-- begin Supplied information --

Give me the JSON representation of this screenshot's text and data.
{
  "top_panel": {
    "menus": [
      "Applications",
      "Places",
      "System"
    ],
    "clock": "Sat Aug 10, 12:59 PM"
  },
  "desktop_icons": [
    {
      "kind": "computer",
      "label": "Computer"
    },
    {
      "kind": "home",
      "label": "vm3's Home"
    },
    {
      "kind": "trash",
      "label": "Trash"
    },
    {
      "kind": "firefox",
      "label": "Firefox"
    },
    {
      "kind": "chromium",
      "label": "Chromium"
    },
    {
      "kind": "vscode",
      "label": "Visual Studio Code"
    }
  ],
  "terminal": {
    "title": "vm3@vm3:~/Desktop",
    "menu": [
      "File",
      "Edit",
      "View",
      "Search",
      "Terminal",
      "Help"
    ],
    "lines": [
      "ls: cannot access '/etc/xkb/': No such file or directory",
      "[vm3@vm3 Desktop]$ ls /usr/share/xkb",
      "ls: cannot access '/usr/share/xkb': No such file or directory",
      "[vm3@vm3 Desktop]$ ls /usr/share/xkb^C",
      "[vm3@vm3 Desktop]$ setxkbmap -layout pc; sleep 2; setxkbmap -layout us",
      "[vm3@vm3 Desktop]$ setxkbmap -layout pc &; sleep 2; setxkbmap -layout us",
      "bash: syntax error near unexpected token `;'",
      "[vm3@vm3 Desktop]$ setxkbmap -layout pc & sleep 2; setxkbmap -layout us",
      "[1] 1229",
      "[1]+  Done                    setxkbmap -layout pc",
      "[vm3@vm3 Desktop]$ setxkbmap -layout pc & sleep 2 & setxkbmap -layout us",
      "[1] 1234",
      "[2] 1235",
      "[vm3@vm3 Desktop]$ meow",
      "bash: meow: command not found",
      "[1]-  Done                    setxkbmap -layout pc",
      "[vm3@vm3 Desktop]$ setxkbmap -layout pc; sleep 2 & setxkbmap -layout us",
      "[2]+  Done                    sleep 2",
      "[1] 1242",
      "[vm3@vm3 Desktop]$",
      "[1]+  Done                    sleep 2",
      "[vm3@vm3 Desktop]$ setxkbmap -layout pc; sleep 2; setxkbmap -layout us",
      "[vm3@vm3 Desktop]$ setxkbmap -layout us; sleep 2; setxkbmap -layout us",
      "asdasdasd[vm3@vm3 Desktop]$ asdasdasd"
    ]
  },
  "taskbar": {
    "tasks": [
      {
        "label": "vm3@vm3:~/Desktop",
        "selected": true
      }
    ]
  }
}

-- end Supplied information --

What you should do –
Using the material above, count the lines containing the word "access". Reply with the number alone.

Result for this task –
2